>> START LISTING
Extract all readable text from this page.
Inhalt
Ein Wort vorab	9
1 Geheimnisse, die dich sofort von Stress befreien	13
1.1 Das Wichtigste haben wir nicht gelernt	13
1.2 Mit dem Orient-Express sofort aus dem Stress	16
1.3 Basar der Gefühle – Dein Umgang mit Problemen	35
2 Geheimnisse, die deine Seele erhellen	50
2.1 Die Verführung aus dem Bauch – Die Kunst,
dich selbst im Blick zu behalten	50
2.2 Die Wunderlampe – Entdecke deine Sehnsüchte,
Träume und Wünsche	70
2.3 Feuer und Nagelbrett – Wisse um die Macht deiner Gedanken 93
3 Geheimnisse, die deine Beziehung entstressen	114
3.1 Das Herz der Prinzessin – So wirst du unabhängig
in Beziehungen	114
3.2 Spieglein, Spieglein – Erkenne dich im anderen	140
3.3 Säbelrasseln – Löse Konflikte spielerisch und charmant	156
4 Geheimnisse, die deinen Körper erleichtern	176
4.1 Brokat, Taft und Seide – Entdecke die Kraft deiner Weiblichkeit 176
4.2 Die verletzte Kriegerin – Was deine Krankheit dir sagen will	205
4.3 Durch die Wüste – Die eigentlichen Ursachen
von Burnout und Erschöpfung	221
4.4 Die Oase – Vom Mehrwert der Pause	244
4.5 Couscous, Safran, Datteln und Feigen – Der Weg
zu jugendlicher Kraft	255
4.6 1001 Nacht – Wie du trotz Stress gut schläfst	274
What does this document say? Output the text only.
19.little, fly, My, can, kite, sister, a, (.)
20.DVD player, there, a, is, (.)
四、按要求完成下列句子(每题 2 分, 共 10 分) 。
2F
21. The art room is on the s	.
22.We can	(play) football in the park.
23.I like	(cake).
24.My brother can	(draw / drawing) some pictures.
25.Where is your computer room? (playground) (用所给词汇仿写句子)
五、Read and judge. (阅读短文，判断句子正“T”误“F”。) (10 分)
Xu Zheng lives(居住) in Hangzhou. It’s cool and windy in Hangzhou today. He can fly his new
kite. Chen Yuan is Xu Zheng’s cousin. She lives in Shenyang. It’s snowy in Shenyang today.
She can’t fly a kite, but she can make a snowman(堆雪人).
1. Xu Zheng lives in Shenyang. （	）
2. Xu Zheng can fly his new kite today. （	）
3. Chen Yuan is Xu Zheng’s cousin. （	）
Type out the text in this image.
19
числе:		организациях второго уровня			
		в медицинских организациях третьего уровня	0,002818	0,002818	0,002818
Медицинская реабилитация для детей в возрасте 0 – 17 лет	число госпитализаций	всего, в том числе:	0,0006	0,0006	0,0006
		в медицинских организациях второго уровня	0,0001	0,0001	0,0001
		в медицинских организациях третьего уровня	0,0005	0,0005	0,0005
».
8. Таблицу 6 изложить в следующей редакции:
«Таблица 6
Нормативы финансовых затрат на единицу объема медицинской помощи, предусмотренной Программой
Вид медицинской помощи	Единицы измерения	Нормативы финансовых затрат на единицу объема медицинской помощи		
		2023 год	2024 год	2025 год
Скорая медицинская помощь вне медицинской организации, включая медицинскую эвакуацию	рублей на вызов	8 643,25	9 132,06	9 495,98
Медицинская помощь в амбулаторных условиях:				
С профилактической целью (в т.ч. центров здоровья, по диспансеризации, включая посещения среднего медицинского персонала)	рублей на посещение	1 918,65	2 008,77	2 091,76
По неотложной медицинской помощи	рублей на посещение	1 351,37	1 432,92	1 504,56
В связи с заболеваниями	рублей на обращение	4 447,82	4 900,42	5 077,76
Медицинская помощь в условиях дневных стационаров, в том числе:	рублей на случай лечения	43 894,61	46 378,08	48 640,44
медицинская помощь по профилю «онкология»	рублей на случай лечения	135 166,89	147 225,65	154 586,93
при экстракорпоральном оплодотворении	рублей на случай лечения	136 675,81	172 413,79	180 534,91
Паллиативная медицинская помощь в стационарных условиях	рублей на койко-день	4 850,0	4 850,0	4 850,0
>> END LISTING
DIRECTIVE -
Copy the material above verbatim.

THE COMPLETED TASK -
Extract all readable text from this page.
Inhalt
Ein Wort vorab	9
1 Geheimnisse, die dich sofort von Stress befreien	13
1.1 Das Wichtigste haben wir nicht gelernt	13
1.2 Mit dem Orient-Express sofort aus dem Stress	16
1.3 Basar der Gefühle – Dein Umgang mit Problemen	35
2 Geheimnisse, die deine Seele erhellen	50
2.1 Die Verführung aus dem Bauch – Die Kunst,
dich selbst im Blick zu behalten	50
2.2 Die Wunderlampe – Entdecke deine Sehnsüchte,
Träume und Wünsche	70
2.3 Feuer und Nagelbrett – Wisse um die Macht deiner Gedanken 93
3 Geheimnisse, die deine Beziehung entstressen	114
3.1 Das Herz der Prinzessin – So wirst du unabhängig
in Beziehungen	114
3.2 Spieglein, Spieglein – Erkenne dich im anderen	140
3.3 Säbelrasseln – Löse Konflikte spielerisch und charmant	156
4 Geheimnisse, die deinen Körper erleichtern	176
4.1 Brokat, Taft und Seide – Entdecke die Kraft deiner Weiblichkeit 176
4.2 Die verletzte Kriegerin – Was deine Krankheit dir sagen will	205
4.3 Durch die Wüste – Die eigentlichen Ursachen
von Burnout und Erschöpfung	221
4.4 Die Oase – Vom Mehrwert der Pause	244
4.5 Couscous, Safran, Datteln und Feigen – Der Weg
zu jugendlicher Kraft	255
4.6 1001 Nacht – Wie du trotz Stress gut schläfst	274
What does this document say? Output the text only.
19.little, fly, My, can, kite, sister, a, (.)
20.DVD player, there, a, is, (.)
四、按要求完成下列句子(每题 2 分, 共 10 分) 。
2F
21. The art room is on the s	.
22.We can	(play) football in the park.
23.I like	(cake).
24.My brother can	(draw / drawing) some pictures.
25.Where is your computer room? (playground) (用所给词汇仿写句子)
五、Read and judge. (阅读短文，判断句子正“T”误“F”。) (10 分)
Xu Zheng lives(居住) in Hangzhou. It’s cool and windy in Hangzhou today. He can fly his new
kite. Chen Yuan is Xu Zheng’s cousin. She lives in Shenyang. It’s snowy in Shenyang today.
She can’t fly a kite, but she can make a snowman(堆雪人).
1. Xu Zheng lives in Shenyang. （	）
2. Xu Zheng can fly his new kite today. （	）
3. Chen Yuan is Xu Zheng’s cousin. （	）
Type out the text in this image.
19
числе:		организациях второго уровня			
		в медицинских организациях третьего уровня	0,002818	0,002818	0,002818
Медицинская реабилитация для детей в возрасте 0 – 17 лет	число госпитализаций	всего, в том числе:	0,0006	0,0006	0,0006
		в медицинских организациях второго уровня	0,0001	0,0001	0,0001
		в медицинских организациях третьего уровня	0,0005	0,0005	0,0005
».
8. Таблицу 6 изложить в следующей редакции:
«Таблица 6
Нормативы финансовых затрат на единицу объема медицинской помощи, предусмотренной Программой
Вид медицинской помощи	Единицы измерения	Нормативы финансовых затрат на единицу объема медицинской помощи		
		2023 год	2024 год	2025 год
Скорая медицинская помощь вне медицинской организации, включая медицинскую эвакуацию	рублей на вызов	8 643,25	9 132,06	9 495,98
Медицинская помощь в амбулаторных условиях:				
С профилактической целью (в т.ч. центров здоровья, по диспансеризации, включая посещения среднего медицинского персонала)	рублей на посещение	1 918,65	2 008,77	2 091,76
По неотложной медицинской помощи	рублей на посещение	1 351,37	1 432,92	1 504,56
В связи с заболеваниями	рублей на обращение	4 447,82	4 900,42	5 077,76
Медицинская помощь в условиях дневных стационаров, в том числе:	рублей на случай лечения	43 894,61	46 378,08	48 640,44
медицинская помощь по профилю «онкология»	рублей на случай лечения	135 166,89	147 225,65	154 586,93
при экстракорпоральном оплодотворении	рублей на случай лечения	136 675,81	172 413,79	180 534,91
Паллиативная медицинская помощь в стационарных условиях	рублей на койко-день	4 850,0	4 850,0	4 850,0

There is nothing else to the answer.